EXTRACTED ENTRIES
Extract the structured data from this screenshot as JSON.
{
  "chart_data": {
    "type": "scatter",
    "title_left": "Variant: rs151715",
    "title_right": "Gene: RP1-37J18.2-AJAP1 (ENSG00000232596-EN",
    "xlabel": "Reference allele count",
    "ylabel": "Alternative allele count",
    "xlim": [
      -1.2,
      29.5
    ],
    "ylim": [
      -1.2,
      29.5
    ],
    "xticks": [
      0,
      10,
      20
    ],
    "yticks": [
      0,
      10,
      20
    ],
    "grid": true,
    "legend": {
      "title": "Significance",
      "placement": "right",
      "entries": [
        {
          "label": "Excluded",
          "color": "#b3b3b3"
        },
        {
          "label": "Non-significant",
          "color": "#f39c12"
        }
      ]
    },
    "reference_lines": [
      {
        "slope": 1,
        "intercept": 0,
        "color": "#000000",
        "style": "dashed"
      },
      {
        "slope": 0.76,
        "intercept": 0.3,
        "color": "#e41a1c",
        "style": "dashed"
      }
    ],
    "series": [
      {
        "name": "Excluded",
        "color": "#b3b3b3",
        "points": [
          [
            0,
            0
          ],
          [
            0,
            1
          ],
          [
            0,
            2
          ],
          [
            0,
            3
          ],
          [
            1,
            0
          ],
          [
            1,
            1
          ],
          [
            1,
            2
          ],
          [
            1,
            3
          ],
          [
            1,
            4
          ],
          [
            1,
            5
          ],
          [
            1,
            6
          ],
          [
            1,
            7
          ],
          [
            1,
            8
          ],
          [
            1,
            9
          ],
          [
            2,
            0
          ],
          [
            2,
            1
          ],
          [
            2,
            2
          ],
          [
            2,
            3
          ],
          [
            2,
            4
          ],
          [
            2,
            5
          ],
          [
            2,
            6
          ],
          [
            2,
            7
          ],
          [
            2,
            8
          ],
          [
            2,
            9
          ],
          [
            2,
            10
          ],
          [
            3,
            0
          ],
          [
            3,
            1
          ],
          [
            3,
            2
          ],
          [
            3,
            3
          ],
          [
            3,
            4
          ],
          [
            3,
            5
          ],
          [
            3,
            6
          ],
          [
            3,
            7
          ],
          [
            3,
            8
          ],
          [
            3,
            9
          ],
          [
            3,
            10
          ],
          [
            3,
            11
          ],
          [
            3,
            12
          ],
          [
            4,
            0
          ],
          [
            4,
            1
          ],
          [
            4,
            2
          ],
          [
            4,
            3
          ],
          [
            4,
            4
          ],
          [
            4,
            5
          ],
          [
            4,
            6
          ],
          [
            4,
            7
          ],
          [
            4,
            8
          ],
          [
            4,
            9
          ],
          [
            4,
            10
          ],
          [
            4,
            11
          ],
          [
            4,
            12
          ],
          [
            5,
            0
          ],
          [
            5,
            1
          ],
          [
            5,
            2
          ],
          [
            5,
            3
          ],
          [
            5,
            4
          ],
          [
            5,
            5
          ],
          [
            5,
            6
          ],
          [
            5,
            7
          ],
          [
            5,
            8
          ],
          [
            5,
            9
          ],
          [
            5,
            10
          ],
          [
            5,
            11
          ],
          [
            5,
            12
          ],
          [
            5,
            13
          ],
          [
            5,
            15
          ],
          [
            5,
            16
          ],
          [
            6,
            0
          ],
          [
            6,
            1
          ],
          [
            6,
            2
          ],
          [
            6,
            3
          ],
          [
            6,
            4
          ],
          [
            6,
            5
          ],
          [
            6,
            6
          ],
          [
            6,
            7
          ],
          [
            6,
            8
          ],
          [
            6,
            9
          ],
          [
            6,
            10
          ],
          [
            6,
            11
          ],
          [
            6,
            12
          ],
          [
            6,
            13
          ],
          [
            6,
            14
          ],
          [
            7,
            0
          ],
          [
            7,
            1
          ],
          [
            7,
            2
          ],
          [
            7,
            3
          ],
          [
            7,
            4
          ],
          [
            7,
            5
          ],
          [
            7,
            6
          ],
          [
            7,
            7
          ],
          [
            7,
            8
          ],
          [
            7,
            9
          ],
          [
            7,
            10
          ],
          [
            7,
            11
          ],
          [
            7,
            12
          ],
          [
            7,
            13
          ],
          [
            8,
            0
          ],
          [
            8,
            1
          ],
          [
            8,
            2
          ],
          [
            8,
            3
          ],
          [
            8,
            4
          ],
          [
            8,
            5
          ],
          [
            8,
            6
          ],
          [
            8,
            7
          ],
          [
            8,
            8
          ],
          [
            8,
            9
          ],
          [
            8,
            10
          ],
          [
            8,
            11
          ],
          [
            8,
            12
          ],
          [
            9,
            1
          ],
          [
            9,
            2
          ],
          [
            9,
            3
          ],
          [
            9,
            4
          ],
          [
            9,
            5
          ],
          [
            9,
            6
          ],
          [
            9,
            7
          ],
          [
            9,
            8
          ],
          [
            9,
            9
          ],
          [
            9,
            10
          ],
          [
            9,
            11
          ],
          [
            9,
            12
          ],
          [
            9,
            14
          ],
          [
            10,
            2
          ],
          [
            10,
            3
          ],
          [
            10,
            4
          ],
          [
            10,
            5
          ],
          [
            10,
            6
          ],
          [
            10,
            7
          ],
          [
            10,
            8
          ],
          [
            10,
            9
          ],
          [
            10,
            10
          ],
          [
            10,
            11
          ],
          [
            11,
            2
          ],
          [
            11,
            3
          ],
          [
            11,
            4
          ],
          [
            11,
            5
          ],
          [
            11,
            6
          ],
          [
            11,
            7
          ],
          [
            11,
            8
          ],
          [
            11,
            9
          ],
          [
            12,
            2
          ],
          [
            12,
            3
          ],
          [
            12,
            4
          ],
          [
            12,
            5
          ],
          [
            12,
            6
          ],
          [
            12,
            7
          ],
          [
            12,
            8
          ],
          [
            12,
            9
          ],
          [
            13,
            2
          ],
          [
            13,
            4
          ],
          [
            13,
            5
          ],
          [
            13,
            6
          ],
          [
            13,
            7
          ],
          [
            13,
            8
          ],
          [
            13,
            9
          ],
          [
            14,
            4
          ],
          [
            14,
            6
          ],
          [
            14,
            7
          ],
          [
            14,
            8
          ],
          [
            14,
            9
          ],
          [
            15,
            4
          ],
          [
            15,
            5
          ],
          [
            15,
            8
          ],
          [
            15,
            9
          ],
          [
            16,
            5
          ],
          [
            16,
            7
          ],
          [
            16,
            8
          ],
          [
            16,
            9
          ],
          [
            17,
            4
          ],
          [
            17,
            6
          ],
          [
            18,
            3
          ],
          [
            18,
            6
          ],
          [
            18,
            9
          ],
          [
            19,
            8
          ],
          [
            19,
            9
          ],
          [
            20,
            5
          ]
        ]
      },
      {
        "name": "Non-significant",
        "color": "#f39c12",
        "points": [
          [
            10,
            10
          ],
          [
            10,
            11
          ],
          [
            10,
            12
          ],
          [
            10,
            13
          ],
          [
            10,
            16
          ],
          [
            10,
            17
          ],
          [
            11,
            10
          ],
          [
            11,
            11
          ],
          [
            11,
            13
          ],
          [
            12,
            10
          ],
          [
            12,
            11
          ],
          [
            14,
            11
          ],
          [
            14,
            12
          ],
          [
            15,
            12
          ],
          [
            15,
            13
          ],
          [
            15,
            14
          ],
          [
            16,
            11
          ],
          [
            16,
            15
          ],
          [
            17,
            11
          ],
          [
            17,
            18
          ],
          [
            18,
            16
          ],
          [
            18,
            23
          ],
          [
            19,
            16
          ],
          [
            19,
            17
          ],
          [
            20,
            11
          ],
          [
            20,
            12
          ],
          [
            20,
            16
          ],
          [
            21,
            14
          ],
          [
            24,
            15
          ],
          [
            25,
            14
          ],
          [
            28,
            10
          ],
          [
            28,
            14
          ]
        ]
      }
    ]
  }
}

SHORT EXERCISE
Reproduce every record above exactly as it appears.

RESPONSE TO THIS EXERCISE
Extract the structured data from this screenshot as JSON.
{
  "chart_data": {
    "type": "scatter",
    "title_left": "Variant: rs151715",
    "title_right": "Gene: RP1-37J18.2-AJAP1 (ENSG00000232596-EN",
    "xlabel": "Reference allele count",
    "ylabel": "Alternative allele count",
    "xlim": [
      -1.2,
      29.5
    ],
    "ylim": [
      -1.2,
      29.5
    ],
    "xticks": [
      0,
      10,
      20
    ],
    "yticks": [
      0,
      10,
      20
    ],
    "grid": true,
    "legend": {
      "title": "Significance",
      "placement": "right",
      "entries": [
        {
          "label": "Excluded",
          "color": "#b3b3b3"
        },
        {
          "label": "Non-significant",
          "color": "#f39c12"
        }
      ]
    },
    "reference_lines": [
      {
        "slope": 1,
        "intercept": 0,
        "color": "#000000",
        "style": "dashed"
      },
      {
        "slope": 0.76,
        "intercept": 0.3,
        "color": "#e41a1c",
        "style": "dashed"
      }
    ],
    "series": [
      {
        "name": "Excluded",
        "color": "#b3b3b3",
        "points": [
          [
            0,
            0
          ],
          [
            0,
            1
          ],
          [
            0,
            2
          ],
          [
            0,
            3
          ],
          [
            1,
            0
          ],
          [
            1,
            1
          ],
          [
            1,
            2
          ],
          [
            1,
            3
          ],
          [
            1,
            4
          ],
          [
            1,
            5
          ],
          [
            1,
            6
          ],
          [
            1,
            7
          ],
          [
            1,
            8
          ],
          [
            1,
            9
          ],
          [
            2,
            0
          ],
          [
            2,
            1
          ],
          [
            2,
            2
          ],
          [
            2,
            3
          ],
          [
            2,
            4
          ],
          [
            2,
            5
          ],
          [
            2,
            6
          ],
          [
            2,
            7
          ],
          [
            2,
            8
          ],
          [
            2,
            9
          ],
          [
            2,
            10
          ],
          [
            3,
            0
          ],
          [
            3,
            1
          ],
          [
            3,
            2
          ],
          [
            3,
            3
          ],
          [
            3,
            4
          ],
          [
            3,
            5
          ],
          [
            3,
            6
          ],
          [
            3,
            7
          ],
          [
            3,
            8
          ],
          [
            3,
            9
          ],
          [
            3,
            10
          ],
          [
            3,
            11
          ],
          [
            3,
            12
          ],
          [
            4,
            0
          ],
          [
            4,
            1
          ],
          [
            4,
            2
          ],
          [
            4,
            3
          ],
          [
            4,
            4
          ],
          [
            4,
            5
          ],
          [
            4,
            6
          ],
          [
            4,
            7
          ],
          [
            4,
            8
          ],
          [
            4,
            9
          ],
          [
            4,
            10
          ],
          [
            4,
            11
          ],
          [
            4,
            12
          ],
          [
            5,
            0
          ],
          [
            5,
            1
          ],
          [
            5,
            2
          ],
          [
            5,
            3
          ],
          [
            5,
            4
          ],
          [
            5,
            5
          ],
          [
            5,
            6
          ],
          [
            5,
            7
          ],
          [
            5,
            8
          ],
          [
            5,
            9
          ],
          [
            5,
            10
          ],
          [
            5,
            11
          ],
          [
            5,
            12
          ],
          [
            5,
            13
          ],
          [
            5,
            15
          ],
          [
            5,
            16
          ],
          [
            6,
            0
          ],
          [
            6,
            1
          ],
          [
            6,
            2
          ],
          [
            6,
            3
          ],
          [
            6,
            4
          ],
          [
            6,
            5
          ],
          [
            6,
            6
          ],
          [
            6,
            7
          ],
          [
            6,
            8
          ],
          [
            6,
            9
          ],
          [
            6,
            10
          ],
          [
            6,
            11
          ],
          [
            6,
            12
          ],
          [
            6,
            13
          ],
          [
            6,
            14
          ],
          [
            7,
            0
          ],
          [
            7,
            1
          ],
          [
            7,
            2
          ],
          [
            7,
            3
          ],
          [
            7,
            4
          ],
          [
            7,
            5
          ],
          [
            7,
            6
          ],
          [
            7,
            7
          ],
          [
            7,
            8
          ],
          [
            7,
            9
          ],
          [
            7,
            10
          ],
          [
            7,
            11
          ],
          [
            7,
            12
          ],
          [
            7,
            13
          ],
          [
            8,
            0
          ],
          [
            8,
            1
          ],
          [
            8,
            2
          ],
          [
            8,
            3
          ],
          [
            8,
            4
          ],
          [
            8,
            5
          ],
          [
            8,
            6
          ],
          [
            8,
            7
          ],
          [
            8,
            8
          ],
          [
            8,
            9
          ],
          [
            8,
            10
          ],
          [
            8,
            11
          ],
          [
            8,
            12
          ],
          [
            9,
            1
          ],
          [
            9,
            2
          ],
          [
            9,
            3
          ],
          [
            9,
            4
          ],
          [
            9,
            5
          ],
          [
            9,
            6
          ],
          [
            9,
            7
          ],
          [
            9,
            8
          ],
          [
            9,
            9
          ],
          [
            9,
            10
          ],
          [
            9,
            11
          ],
          [
            9,
            12
          ],
          [
            9,
            14
          ],
          [
            10,
            2
          ],
          [
            10,
            3
          ],
          [
            10,
            4
          ],
          [
            10,
            5
          ],
          [
            10,
            6
          ],
          [
            10,
            7
          ],
          [
            10,
            8
          ],
          [
            10,
            9
          ],
          [
            10,
            10
          ],
          [
            10,
            11
          ],
          [
            11,
            2
          ],
          [
            11,
            3
          ],
          [
            11,
            4
          ],
          [
            11,
            5
          ],
          [
            11,
            6
          ],
          [
            11,
            7
          ],
          [
            11,
            8
          ],
          [
            11,
            9
          ],
          [
            12,
            2
          ],
          [
            12,
            3
          ],
          [
            12,
            4
          ],
          [
            12,
            5
          ],
          [
            12,
            6
          ],
          [
            12,
            7
          ],
          [
            12,
            8
          ],
          [
            12,
            9
          ],
          [
            13,
            2
          ],
          [
            13,
            4
          ],
          [
            13,
            5
          ],
          [
            13,
            6
          ],
          [
            13,
            7
          ],
          [
            13,
            8
          ],
          [
            13,
            9
          ],
          [
            14,
            4
          ],
          [
            14,
            6
          ],
          [
            14,
            7
          ],
          [
            14,
            8
          ],
          [
            14,
            9
          ],
          [
            15,
            4
          ],
          [
            15,
            5
          ],
          [
            15,
            8
          ],
          [
            15,
            9
          ],
          [
            16,
            5
          ],
          [
            16,
            7
          ],
          [
            16,
            8
          ],
          [
            16,
            9
          ],
          [
            17,
            4
          ],
          [
            17,
            6
          ],
          [
            18,
            3
          ],
          [
            18,
            6
          ],
          [
            18,
            9
          ],
          [
            19,
            8
          ],
          [
            19,
            9
          ],
          [
            20,
            5
          ]
        ]
      },
      {
        "name": "Non-significant",
        "color": "#f39c12",
        "points": [
          [
            10,
            10
          ],
          [
            10,
            11
          ],
          [
            10,
            12
          ],
          [
            10,
            13
          ],
          [
            10,
            16
          ],
          [
            10,
            17
          ],
          [
            11,
            10
          ],
          [
            11,
            11
          ],
          [
            11,
            13
          ],
          [
            12,
            10
          ],
          [
            12,
            11
          ],
          [
            14,
            11
          ],
          [
            14,
            12
          ],
          [
            15,
            12
          ],
          [
            15,
            13
          ],
          [
            15,
            14
          ],
          [
            16,
            11
          ],
          [
            16,
            15
          ],
          [
            17,
            11
          ],
          [
            17,
            18
          ],
          [
            18,
            16
          ],
          [
            18,
            23
          ],
          [
            19,
            16
          ],
          [
            19,
            17
          ],
          [
            20,
            11
          ],
          [
            20,
            12
          ],
          [
            20,
            16
          ],
          [
            21,
            14
          ],
          [
            24,
            15
          ],
          [
            25,
            14
          ],
          [
            28,
            10
          ],
          [
            28,
            14
          ]
        ]
      }
    ]
  }
}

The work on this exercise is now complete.